* What the task asks
Quote every line of the material beneath this one.

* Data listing
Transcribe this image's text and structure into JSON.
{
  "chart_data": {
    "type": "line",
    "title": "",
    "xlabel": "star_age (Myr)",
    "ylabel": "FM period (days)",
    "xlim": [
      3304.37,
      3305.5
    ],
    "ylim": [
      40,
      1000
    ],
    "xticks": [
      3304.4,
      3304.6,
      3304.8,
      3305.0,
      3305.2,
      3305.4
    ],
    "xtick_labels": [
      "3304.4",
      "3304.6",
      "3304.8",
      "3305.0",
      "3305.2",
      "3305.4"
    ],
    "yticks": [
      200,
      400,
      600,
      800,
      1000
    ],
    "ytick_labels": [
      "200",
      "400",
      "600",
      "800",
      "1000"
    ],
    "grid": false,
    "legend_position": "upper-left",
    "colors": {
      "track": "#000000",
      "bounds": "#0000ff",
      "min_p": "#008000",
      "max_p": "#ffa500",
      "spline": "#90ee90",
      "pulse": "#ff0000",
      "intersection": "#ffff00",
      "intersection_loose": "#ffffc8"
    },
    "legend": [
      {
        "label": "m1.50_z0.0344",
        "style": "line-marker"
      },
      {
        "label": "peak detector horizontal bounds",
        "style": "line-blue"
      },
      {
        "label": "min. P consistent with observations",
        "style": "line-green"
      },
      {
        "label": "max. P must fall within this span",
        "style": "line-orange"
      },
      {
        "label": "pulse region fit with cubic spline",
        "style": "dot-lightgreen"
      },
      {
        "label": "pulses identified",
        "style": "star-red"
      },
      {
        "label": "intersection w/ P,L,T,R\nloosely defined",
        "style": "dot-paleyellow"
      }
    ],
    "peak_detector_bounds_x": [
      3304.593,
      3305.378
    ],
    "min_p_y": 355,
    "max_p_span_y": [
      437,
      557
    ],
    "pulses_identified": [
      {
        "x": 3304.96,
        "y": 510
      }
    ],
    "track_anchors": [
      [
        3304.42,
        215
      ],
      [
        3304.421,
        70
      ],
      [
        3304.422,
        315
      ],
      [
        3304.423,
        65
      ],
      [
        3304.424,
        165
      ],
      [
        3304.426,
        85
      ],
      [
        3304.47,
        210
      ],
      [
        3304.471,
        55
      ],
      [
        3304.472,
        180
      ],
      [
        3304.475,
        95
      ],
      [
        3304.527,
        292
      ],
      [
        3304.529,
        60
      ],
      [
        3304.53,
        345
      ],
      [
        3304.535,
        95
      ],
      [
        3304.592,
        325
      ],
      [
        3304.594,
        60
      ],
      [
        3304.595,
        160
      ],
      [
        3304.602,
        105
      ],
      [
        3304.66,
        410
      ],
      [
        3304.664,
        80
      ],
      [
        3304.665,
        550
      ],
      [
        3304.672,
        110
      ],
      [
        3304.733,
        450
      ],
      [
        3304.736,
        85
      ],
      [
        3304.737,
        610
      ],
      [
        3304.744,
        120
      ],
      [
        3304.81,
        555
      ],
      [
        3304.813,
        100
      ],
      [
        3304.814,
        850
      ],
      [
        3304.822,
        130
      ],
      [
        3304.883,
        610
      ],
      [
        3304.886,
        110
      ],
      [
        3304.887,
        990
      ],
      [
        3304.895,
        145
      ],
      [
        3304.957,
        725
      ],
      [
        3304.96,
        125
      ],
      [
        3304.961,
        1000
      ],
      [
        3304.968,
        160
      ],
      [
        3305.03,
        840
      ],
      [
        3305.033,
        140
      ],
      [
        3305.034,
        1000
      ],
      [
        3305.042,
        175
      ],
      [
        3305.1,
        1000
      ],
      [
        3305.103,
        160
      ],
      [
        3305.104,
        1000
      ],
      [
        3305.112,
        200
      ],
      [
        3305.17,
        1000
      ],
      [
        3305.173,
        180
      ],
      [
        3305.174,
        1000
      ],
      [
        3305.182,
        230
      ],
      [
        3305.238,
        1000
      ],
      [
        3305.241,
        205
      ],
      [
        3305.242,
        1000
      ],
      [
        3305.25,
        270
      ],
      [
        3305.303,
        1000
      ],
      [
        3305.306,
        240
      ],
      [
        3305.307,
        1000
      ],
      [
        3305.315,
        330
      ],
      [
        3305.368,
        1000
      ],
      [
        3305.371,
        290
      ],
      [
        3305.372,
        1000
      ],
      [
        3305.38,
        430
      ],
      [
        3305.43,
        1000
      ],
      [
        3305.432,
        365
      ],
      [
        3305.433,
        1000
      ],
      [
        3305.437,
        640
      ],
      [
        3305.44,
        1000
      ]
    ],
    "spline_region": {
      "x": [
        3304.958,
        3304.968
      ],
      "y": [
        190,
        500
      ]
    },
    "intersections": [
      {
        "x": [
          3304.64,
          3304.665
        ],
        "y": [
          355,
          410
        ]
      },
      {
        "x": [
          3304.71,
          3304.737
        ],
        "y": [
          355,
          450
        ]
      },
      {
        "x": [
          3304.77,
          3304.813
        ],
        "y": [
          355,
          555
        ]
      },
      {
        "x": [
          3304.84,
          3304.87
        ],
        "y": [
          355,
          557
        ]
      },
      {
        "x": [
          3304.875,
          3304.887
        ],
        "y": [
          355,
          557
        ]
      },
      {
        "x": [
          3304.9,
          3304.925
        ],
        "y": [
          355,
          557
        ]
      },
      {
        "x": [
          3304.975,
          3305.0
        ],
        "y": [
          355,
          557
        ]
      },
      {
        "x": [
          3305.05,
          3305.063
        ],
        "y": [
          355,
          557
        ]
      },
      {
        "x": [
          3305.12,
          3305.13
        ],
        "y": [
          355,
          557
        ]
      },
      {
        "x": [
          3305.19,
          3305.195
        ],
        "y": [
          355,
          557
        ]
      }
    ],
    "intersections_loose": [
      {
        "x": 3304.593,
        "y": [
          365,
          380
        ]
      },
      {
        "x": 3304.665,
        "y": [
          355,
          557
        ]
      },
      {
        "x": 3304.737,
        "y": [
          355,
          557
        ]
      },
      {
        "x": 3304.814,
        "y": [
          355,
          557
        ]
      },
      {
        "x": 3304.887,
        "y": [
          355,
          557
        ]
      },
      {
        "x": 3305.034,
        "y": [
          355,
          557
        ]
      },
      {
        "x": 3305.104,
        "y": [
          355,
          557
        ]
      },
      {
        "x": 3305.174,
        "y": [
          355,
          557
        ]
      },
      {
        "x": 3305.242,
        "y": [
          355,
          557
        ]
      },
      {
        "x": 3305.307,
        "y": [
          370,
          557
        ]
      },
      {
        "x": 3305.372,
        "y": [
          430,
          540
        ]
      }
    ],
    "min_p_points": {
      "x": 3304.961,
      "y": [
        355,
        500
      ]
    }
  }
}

* Solution to this problem
Transcribe this image's text and structure into JSON.
{
  "chart_data": {
    "type": "line",
    "title": "",
    "xlabel": "star_age (Myr)",
    "ylabel": "FM period (days)",
    "xlim": [
      3304.37,
      3305.5
    ],
    "ylim": [
      40,
      1000
    ],
    "xticks": [
      3304.4,
      3304.6,
      3304.8,
      3305.0,
      3305.2,
      3305.4
    ],
    "xtick_labels": [
      "3304.4",
      "3304.6",
      "3304.8",
      "3305.0",
      "3305.2",
      "3305.4"
    ],
    "yticks": [
      200,
      400,
      600,
      800,
      1000
    ],
    "ytick_labels": [
      "200",
      "400",
      "600",
      "800",
      "1000"
    ],
    "grid": false,
    "legend_position": "upper-left",
    "colors": {
      "track": "#000000",
      "bounds": "#0000ff",
      "min_p": "#008000",
      "max_p": "#ffa500",
      "spline": "#90ee90",
      "pulse": "#ff0000",
      "intersection": "#ffff00",
      "intersection_loose": "#ffffc8"
    },
    "legend": [
      {
        "label": "m1.50_z0.0344",
        "style": "line-marker"
      },
      {
        "label": "peak detector horizontal bounds",
        "style": "line-blue"
      },
      {
        "label": "min. P consistent with observations",
        "style": "line-green"
      },
      {
        "label": "max. P must fall within this span",
        "style": "line-orange"
      },
      {
        "label": "pulse region fit with cubic spline",
        "style": "dot-lightgreen"
      },
      {
        "label": "pulses identified",
        "style": "star-red"
      },
      {
        "label": "intersection w/ P,L,T,R\nloosely defined",
        "style": "dot-paleyellow"
      }
    ],
    "peak_detector_bounds_x": [
      3304.593,
      3305.378
    ],
    "min_p_y": 355,
    "max_p_span_y": [
      437,
      557
    ],
    "pulses_identified": [
      {
        "x": 3304.96,
        "y": 510
      }
    ],
    "track_anchors": [
      [
        3304.42,
        215
      ],
      [
        3304.421,
        70
      ],
      [
        3304.422,
        315
      ],
      [
        3304.423,
        65
      ],
      [
        3304.424,
        165
      ],
      [
        3304.426,
        85
      ],
      [
        3304.47,
        210
      ],
      [
        3304.471,
        55
      ],
      [
        3304.472,
        180
      ],
      [
        3304.475,
        95
      ],
      [
        3304.527,
        292
      ],
      [
        3304.529,
        60
      ],
      [
        3304.53,
        345
      ],
      [
        3304.535,
        95
      ],
      [
        3304.592,
        325
      ],
      [
        3304.594,
        60
      ],
      [
        3304.595,
        160
      ],
      [
        3304.602,
        105
      ],
      [
        3304.66,
        410
      ],
      [
        3304.664,
        80
      ],
      [
        3304.665,
        550
      ],
      [
        3304.672,
        110
      ],
      [
        3304.733,
        450
      ],
      [
        3304.736,
        85
      ],
      [
        3304.737,
        610
      ],
      [
        3304.744,
        120
      ],
      [
        3304.81,
        555
      ],
      [
        3304.813,
        100
      ],
      [
        3304.814,
        850
      ],
      [
        3304.822,
        130
      ],
      [
        3304.883,
        610
      ],
      [
        3304.886,
        110
      ],
      [
        3304.887,
        990
      ],
      [
        3304.895,
        145
      ],
      [
        3304.957,
        725
      ],
      [
        3304.96,
        125
      ],
      [
        3304.961,
        1000
      ],
      [
        3304.968,
        160
      ],
      [
        3305.03,
        840
      ],
      [
        3305.033,
        140
      ],
      [
        3305.034,
        1000
      ],
      [
        3305.042,
        175
      ],
      [
        3305.1,
        1000
      ],
      [
        3305.103,
        160
      ],
      [
        3305.104,
        1000
      ],
      [
        3305.112,
        200
      ],
      [
        3305.17,
        1000
      ],
      [
        3305.173,
        180
      ],
      [
        3305.174,
        1000
      ],
      [
        3305.182,
        230
      ],
      [
        3305.238,
        1000
      ],
      [
        3305.241,
        205
      ],
      [
        3305.242,
        1000
      ],
      [
        3305.25,
        270
      ],
      [
        3305.303,
        1000
      ],
      [
        3305.306,
        240
      ],
      [
        3305.307,
        1000
      ],
      [
        3305.315,
        330
      ],
      [
        3305.368,
        1000
      ],
      [
        3305.371,
        290
      ],
      [
        3305.372,
        1000
      ],
      [
        3305.38,
        430
      ],
      [
        3305.43,
        1000
      ],
      [
        3305.432,
        365
      ],
      [
        3305.433,
        1000
      ],
      [
        3305.437,
        640
      ],
      [
        3305.44,
        1000
      ]
    ],
    "spline_region": {
      "x": [
        3304.958,
        3304.968
      ],
      "y": [
        190,
        500
      ]
    },
    "intersections": [
      {
        "x": [
          3304.64,
          3304.665
        ],
        "y": [
          355,
          410
        ]
      },
      {
        "x": [
          3304.71,
          3304.737
        ],
        "y": [
          355,
          450
        ]
      },
      {
        "x": [
          3304.77,
          3304.813
        ],
        "y": [
          355,
          555
        ]
      },
      {
        "x": [
          3304.84,
          3304.87
        ],
        "y": [
          355,
          557
        ]
      },
      {
        "x": [
          3304.875,
          3304.887
        ],
        "y": [
          355,
          557
        ]
      },
      {
        "x": [
          3304.9,
          3304.925
        ],
        "y": [
          355,
          557
        ]
      },
      {
        "x": [
          3304.975,
          3305.0
        ],
        "y": [
          355,
          557
        ]
      },
      {
        "x": [
          3305.05,
          3305.063
        ],
        "y": [
          355,
          557
        ]
      },
      {
        "x": [
          3305.12,
          3305.13
        ],
        "y": [
          355,
          557
        ]
      },
      {
        "x": [
          3305.19,
          3305.195
        ],
        "y": [
          355,
          557
        ]
      }
    ],
    "intersections_loose": [
      {
        "x": 3304.593,
        "y": [
          365,
          380
        ]
      },
      {
        "x": 3304.665,
        "y": [
          355,
          557
        ]
      },
      {
        "x": 3304.737,
        "y": [
          355,
          557
        ]
      },
      {
        "x": 3304.814,
        "y": [
          355,
          557
        ]
      },
      {
        "x": 3304.887,
        "y": [
          355,
          557
        ]
      },
      {
        "x": 3305.034,
        "y": [
          355,
          557
        ]
      },
      {
        "x": 3305.104,
        "y": [
          355,
          557
        ]
      },
      {
        "x": 3305.174,
        "y": [
          355,
          557
        ]
      },
      {
        "x": 3305.242,
        "y": [
          355,
          557
        ]
      },
      {
        "x": 3305.307,
        "y": [
          370,
          557
        ]
      },
      {
        "x": 3305.372,
        "y": [
          430,
          540
        ]
      }
    ],
    "min_p_points": {
      "x": 3304.961,
      "y": [
        355,
        500
      ]
    }
  }
}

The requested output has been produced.